▸ Exercise set
A. In the post on anthropology as an undergraduate major, what did Florida Governor Rick Scott's daughter study as an undergraduate?
B. Reproduce the portion of the post on anthropology as an undergraduate major starting with "Of course even" and going on through "a different story.".

May 2012 Update: For a follow-up to this post, see Anthropology and the Liberal Arts.

After all the “we don’t need anthropologists here,” it turns out Florida Governor Rick Scott’s daughter was an undergraduate anthropology major. The anthropology major news is a great turnabout, and makes it worth reflecting on the status of anthropology as an undergraduate major. It is at the undergraduate level that the anthropological message is perhaps the most world-changing.

As much as I took to heart John Hawks’s recent kick-in-the-pants, What’s wrong with anthropology?, it seemed mostly aimed at the research university and Ph.D. programs. As a full-time professor for undergraduates at a teaching-centered college, passages like this one didn’t ring so true: “Universities are shutting down or shrinking anthropology departments. Hardly anyone thinks of expanding them. That’s because hardly anyone thinks of anthropology at all.”

Now of course I’m not saying such things could not happen, or that there isn’t a fight for every line. Times are tough in higher education. But in my situation another department isn’t going to be able to grab any resources from our demise–our budgets are tight enough. They’ll just be forced to teach more students.

I realize I may be in a unique situation–my spouse and I both teach full-time for two independent anthropology departments in the same town. Nevertheless, based on rather constant student demand, it would seem we can do more to create and promote independent anthropology departments for undergraduate instruction. If anthropology is about Making a difference–as Jeremy Trombley put it–this is one level to aim our efforts.

Of course even a potential rise in undergraduate demand would not solve the painful academic job market issues. There are more than enough existing anthropology Ph.D.’s to fill any new slots. I very rarely would ever recommend a full Ph.D. program to an undergraduate. The anthropology major is great–as Governor Scott’s daughter demonstrates, it can be useful for a variety of careers and programs and can embody a Liberal Arts or interdisciplinary perspective. A focused masters in anthropology can also be very useful and important. But the Ph.D.? That may be a different story.

To be clear, I’m not sure I would recommend a Ph.D. in anything right now, including those fields Governor Scott believes are so in demand. And I still agree with the advice Max Weber doled out nearly 100 years ago:

Academic life is a mad hazard. If the young scholar asks for my advice with regard to habilitation, the responsibility of encouraging him can hardly be borne. . . . Do you in all conscience believe that you can stand seeing mediocrity after mediocrity, year after year, climb beyond you, without becoming embittered and without coming to grief? Naturally, one always receives the answer: “Of course, I live only for my ‘calling.’” Yet, I have found that only a few persons could endure this situation without coming to grief. (from his lecture “Science as a Vocation”)

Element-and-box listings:

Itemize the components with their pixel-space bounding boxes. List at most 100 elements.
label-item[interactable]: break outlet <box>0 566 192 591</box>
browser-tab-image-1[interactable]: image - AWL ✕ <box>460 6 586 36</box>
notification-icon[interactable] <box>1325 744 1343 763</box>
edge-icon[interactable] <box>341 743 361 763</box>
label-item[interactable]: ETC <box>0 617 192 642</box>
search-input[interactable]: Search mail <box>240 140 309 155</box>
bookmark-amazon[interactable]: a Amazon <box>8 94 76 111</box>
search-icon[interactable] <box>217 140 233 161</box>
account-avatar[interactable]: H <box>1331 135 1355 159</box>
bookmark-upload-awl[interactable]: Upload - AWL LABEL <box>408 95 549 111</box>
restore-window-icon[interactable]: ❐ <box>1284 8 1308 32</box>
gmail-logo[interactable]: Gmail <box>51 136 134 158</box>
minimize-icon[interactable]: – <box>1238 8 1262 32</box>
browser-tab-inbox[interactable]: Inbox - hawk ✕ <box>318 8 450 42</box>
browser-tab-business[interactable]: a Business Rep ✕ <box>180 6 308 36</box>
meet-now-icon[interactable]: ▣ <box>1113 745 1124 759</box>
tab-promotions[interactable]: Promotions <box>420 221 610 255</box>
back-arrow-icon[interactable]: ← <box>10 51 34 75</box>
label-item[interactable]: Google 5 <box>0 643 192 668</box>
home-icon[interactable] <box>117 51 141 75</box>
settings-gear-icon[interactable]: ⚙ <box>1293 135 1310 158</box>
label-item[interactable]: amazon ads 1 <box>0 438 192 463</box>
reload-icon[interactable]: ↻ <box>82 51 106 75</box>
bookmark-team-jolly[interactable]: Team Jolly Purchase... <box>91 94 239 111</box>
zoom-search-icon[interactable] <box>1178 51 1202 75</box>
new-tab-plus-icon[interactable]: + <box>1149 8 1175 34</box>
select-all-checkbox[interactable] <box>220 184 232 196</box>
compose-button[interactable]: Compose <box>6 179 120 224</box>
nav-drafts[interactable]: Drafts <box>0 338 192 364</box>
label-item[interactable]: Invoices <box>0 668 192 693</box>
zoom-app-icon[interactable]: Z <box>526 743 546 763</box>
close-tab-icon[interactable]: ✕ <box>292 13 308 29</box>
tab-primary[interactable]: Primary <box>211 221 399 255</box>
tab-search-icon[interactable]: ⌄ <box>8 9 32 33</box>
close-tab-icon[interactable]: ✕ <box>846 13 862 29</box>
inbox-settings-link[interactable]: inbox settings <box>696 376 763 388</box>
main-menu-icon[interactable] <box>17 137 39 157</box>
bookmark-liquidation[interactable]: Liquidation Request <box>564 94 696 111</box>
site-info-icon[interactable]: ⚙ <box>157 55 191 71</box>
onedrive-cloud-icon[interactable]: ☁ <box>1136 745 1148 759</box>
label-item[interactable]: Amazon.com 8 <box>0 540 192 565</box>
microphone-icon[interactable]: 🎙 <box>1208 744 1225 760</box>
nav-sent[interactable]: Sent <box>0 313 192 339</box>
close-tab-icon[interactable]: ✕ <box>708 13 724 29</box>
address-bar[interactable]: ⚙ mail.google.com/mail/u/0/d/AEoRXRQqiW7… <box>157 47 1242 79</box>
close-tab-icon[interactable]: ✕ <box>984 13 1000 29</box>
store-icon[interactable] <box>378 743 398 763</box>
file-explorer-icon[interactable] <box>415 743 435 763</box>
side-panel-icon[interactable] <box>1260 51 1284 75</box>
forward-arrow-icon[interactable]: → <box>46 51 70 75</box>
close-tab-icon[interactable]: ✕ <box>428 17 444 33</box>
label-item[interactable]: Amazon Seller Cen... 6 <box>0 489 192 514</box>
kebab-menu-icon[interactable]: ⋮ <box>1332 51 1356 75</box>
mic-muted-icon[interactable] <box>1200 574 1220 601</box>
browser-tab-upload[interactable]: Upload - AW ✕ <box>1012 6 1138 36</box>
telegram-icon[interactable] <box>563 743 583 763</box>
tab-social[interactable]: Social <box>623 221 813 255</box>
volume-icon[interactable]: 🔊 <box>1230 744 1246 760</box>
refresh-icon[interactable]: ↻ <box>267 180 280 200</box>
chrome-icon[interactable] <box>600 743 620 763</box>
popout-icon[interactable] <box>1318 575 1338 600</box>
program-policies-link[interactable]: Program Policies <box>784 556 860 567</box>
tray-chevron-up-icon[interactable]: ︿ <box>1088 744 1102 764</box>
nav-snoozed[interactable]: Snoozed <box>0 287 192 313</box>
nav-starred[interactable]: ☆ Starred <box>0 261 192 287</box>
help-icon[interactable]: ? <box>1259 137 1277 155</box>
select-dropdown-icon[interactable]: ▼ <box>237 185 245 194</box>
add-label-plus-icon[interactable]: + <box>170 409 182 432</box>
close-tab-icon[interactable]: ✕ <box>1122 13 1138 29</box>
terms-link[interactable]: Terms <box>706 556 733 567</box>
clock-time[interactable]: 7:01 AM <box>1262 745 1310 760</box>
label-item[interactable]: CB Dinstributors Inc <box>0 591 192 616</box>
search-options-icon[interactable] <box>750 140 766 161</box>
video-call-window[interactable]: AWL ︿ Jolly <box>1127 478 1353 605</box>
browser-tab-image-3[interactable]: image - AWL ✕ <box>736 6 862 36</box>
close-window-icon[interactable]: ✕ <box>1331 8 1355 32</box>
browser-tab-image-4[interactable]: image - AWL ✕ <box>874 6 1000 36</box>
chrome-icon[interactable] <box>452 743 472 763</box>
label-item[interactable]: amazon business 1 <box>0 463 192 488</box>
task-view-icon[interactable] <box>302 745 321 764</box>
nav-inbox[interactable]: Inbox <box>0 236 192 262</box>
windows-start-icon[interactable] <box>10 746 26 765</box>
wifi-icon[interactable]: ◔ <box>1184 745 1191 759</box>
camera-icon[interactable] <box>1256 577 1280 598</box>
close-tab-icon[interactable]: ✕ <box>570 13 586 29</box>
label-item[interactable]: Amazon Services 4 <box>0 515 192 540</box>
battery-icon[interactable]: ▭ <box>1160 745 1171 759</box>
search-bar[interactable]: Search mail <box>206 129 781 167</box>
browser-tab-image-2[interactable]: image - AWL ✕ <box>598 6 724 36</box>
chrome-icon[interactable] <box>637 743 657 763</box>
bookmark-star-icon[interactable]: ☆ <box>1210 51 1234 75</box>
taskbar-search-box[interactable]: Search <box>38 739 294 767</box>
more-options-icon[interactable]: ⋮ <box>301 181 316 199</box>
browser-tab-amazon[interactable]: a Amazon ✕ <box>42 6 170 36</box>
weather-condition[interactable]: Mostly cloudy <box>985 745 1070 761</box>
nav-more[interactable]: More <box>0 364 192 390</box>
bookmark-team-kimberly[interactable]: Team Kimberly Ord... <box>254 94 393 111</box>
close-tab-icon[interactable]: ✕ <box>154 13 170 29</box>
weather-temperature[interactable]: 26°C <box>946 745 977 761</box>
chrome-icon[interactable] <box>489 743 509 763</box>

▸ Results for each task
A. Anthropology.

B.
Of course even a potential rise in undergraduate demand would not solve the painful academic job market issues. There are more than enough existing anthropology Ph.D.’s to fill any new slots. I very rarely would ever recommend a full Ph.D. program to an undergraduate. The anthropology major is great–as Governor Scott’s daughter demonstrates, it can be useful for a variety of careers and programs and can embody a Liberal Arts or interdisciplinary perspective. A focused masters in anthropology can also be very useful and important. But the Ph.D.? That may be a different story.